== Task to complete ==
Rewrite the lines below as a numbered list, dropping any blank lines.

---------- Extracted information ----------

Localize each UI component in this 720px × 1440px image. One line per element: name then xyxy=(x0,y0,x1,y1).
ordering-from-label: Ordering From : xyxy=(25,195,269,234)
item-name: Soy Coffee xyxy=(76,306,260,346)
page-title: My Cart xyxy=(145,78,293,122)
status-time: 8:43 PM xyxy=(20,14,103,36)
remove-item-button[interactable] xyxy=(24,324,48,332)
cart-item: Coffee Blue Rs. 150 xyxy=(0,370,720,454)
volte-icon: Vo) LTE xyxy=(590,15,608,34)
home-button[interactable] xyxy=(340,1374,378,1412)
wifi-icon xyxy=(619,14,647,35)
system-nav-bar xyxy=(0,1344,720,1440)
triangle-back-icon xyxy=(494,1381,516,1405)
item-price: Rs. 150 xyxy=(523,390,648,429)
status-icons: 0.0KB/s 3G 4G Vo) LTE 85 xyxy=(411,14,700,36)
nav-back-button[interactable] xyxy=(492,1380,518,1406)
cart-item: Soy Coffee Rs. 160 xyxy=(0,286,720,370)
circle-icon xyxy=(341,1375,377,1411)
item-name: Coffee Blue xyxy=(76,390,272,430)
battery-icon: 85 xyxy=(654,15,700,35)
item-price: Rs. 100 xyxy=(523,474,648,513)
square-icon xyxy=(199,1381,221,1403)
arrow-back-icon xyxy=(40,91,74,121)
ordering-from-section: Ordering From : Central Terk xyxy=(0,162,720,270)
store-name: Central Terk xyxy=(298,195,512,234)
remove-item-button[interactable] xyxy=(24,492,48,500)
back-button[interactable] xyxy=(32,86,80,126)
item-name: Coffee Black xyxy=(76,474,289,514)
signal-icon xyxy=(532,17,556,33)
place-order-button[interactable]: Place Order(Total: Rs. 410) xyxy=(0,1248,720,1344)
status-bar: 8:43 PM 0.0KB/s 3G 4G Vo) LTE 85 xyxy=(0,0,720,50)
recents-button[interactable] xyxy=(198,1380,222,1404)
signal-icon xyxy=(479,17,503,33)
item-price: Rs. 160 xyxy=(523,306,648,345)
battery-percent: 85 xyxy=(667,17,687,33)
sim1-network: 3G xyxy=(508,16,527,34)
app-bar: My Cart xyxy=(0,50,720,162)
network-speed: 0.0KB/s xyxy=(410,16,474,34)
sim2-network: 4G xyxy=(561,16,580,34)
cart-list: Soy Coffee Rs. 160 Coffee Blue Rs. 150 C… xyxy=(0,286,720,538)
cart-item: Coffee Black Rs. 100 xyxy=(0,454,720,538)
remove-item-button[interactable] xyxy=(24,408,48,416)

----------

== Exercise result ==
1. Localize each UI component in this 720px × 1440px image. One line per element: name then xyxy=(x0,y0,x1,y1).
2. ordering-from-label: Ordering From : xyxy=(25,195,269,234)
3. item-name: Soy Coffee xyxy=(76,306,260,346)
4. page-title: My Cart xyxy=(145,78,293,122)
5. status-time: 8:43 PM xyxy=(20,14,103,36)
6. remove-item-button[interactable] xyxy=(24,324,48,332)
7. cart-item: Coffee Blue Rs. 150 xyxy=(0,370,720,454)
8. volte-icon: Vo) LTE xyxy=(590,15,608,34)
9. home-button[interactable] xyxy=(340,1374,378,1412)
10. wifi-icon xyxy=(619,14,647,35)
11. system-nav-bar xyxy=(0,1344,720,1440)
12. triangle-back-icon xyxy=(494,1381,516,1405)
13. item-price: Rs. 150 xyxy=(523,390,648,429)
14. status-icons: 0.0KB/s 3G 4G Vo) LTE 85 xyxy=(411,14,700,36)
15. nav-back-button[interactable] xyxy=(492,1380,518,1406)
16. cart-item: Soy Coffee Rs. 160 xyxy=(0,286,720,370)
17. circle-icon xyxy=(341,1375,377,1411)
18. item-name: Coffee Blue xyxy=(76,390,272,430)
19. battery-icon: 85 xyxy=(654,15,700,35)
20. item-price: Rs. 100 xyxy=(523,474,648,513)
21. square-icon xyxy=(199,1381,221,1403)
22. arrow-back-icon xyxy=(40,91,74,121)
23. ordering-from-section: Ordering From : Central Terk xyxy=(0,162,720,270)
24. store-name: Central Terk xyxy=(298,195,512,234)
25. remove-item-button[interactable] xyxy=(24,492,48,500)
26. back-button[interactable] xyxy=(32,86,80,126)
27. item-name: Coffee Black xyxy=(76,474,289,514)
28. signal-icon xyxy=(532,17,556,33)
29. place-order-button[interactable]: Place Order(Total: Rs. 410) xyxy=(0,1248,720,1344)
30. status-bar: 8:43 PM 0.0KB/s 3G 4G Vo) LTE 85 xyxy=(0,0,720,50)
31. recents-button[interactable] xyxy=(198,1380,222,1404)
32. signal-icon xyxy=(479,17,503,33)
33. item-price: Rs. 160 xyxy=(523,306,648,345)
34. battery-percent: 85 xyxy=(667,17,687,33)
35. sim1-network: 3G xyxy=(508,16,527,34)
36. app-bar: My Cart xyxy=(0,50,720,162)
37. network-speed: 0.0KB/s xyxy=(410,16,474,34)
38. sim2-network: 4G xyxy=(561,16,580,34)
39. cart-list: Soy Coffee Rs. 160 Coffee Blue Rs. 150 C… xyxy=(0,286,720,538)
40. cart-item: Coffee Black Rs. 100 xyxy=(0,454,720,538)
41. remove-item-button[interactable] xyxy=(24,408,48,416)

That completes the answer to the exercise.